Every line of the data must be copied exactly.
────────
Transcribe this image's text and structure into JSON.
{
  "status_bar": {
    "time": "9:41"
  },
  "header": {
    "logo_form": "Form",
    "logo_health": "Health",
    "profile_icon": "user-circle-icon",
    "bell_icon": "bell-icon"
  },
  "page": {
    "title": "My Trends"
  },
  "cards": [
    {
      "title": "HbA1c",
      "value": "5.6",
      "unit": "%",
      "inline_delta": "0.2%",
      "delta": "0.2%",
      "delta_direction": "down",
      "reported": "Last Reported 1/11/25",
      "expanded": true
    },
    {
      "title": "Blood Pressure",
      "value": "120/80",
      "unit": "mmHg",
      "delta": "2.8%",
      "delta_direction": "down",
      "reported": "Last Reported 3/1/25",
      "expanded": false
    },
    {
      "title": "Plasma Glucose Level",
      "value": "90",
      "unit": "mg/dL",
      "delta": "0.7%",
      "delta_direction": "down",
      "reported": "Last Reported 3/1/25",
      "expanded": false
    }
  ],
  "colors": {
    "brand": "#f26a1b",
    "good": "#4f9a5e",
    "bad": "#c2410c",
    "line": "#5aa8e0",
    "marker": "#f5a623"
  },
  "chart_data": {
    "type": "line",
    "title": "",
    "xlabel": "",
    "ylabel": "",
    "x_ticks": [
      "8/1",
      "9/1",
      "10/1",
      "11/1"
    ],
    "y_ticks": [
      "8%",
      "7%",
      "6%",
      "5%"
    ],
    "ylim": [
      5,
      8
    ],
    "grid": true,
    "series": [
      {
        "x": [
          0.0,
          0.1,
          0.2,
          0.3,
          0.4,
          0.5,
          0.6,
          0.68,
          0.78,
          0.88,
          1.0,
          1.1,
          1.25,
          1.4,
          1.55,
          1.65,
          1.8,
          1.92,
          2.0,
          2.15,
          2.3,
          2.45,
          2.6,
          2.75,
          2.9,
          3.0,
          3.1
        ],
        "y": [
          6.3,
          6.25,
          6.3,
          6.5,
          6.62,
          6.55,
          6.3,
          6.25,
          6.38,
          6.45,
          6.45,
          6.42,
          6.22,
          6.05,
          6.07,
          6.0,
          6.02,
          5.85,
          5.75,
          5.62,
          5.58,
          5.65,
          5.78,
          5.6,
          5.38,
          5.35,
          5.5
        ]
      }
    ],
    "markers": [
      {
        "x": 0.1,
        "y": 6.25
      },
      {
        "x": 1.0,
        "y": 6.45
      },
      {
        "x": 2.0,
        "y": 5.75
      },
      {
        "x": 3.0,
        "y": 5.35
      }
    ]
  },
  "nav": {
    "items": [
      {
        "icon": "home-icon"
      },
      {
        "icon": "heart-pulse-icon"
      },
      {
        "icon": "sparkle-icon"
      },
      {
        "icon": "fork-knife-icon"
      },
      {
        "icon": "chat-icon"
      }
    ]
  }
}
────────
Solution =>
Transcribe this image's text and structure into JSON.
{
  "status_bar": {
    "time": "9:41"
  },
  "header": {
    "logo_form": "Form",
    "logo_health": "Health",
    "profile_icon": "user-circle-icon",
    "bell_icon": "bell-icon"
  },
  "page": {
    "title": "My Trends"
  },
  "cards": [
    {
      "title": "HbA1c",
      "value": "5.6",
      "unit": "%",
      "inline_delta": "0.2%",
      "delta": "0.2%",
      "delta_direction": "down",
      "reported": "Last Reported 1/11/25",
      "expanded": true
    },
    {
      "title": "Blood Pressure",
      "value": "120/80",
      "unit": "mmHg",
      "delta": "2.8%",
      "delta_direction": "down",
      "reported": "Last Reported 3/1/25",
      "expanded": false
    },
    {
      "title": "Plasma Glucose Level",
      "value": "90",
      "unit": "mg/dL",
      "delta": "0.7%",
      "delta_direction": "down",
      "reported": "Last Reported 3/1/25",
      "expanded": false
    }
  ],
  "colors": {
    "brand": "#f26a1b",
    "good": "#4f9a5e",
    "bad": "#c2410c",
    "line": "#5aa8e0",
    "marker": "#f5a623"
  },
  "chart_data": {
    "type": "line",
    "title": "",
    "xlabel": "",
    "ylabel": "",
    "x_ticks": [
      "8/1",
      "9/1",
      "10/1",
      "11/1"
    ],
    "y_ticks": [
      "8%",
      "7%",
      "6%",
      "5%"
    ],
    "ylim": [
      5,
      8
    ],
    "grid": true,
    "series": [
      {
        "x": [
          0.0,
          0.1,
          0.2,
          0.3,
          0.4,
          0.5,
          0.6,
          0.68,
          0.78,
          0.88,
          1.0,
          1.1,
          1.25,
          1.4,
          1.55,
          1.65,
          1.8,
          1.92,
          2.0,
          2.15,
          2.3,
          2.45,
          2.6,
          2.75,
          2.9,
          3.0,
          3.1
        ],
        "y": [
          6.3,
          6.25,
          6.3,
          6.5,
          6.62,
          6.55,
          6.3,
          6.25,
          6.38,
          6.45,
          6.45,
          6.42,
          6.22,
          6.05,
          6.07,
          6.0,
          6.02,
          5.85,
          5.75,
          5.62,
          5.58,
          5.65,
          5.78,
          5.6,
          5.38,
          5.35,
          5.5
        ]
      }
    ],
    "markers": [
      {
        "x": 0.1,
        "y": 6.25
      },
      {
        "x": 1.0,
        "y": 6.45
      },
      {
        "x": 2.0,
        "y": 5.75
      },
      {
        "x": 3.0,
        "y": 5.35
      }
    ]
  },
  "nav": {
    "items": [
      {
        "icon": "home-icon"
      },
      {
        "icon": "heart-pulse-icon"
      },
      {
        "icon": "sparkle-icon"
      },
      {
        "icon": "fork-knife-icon"
      },
      {
        "icon": "chat-icon"
      }
    ]
  }
}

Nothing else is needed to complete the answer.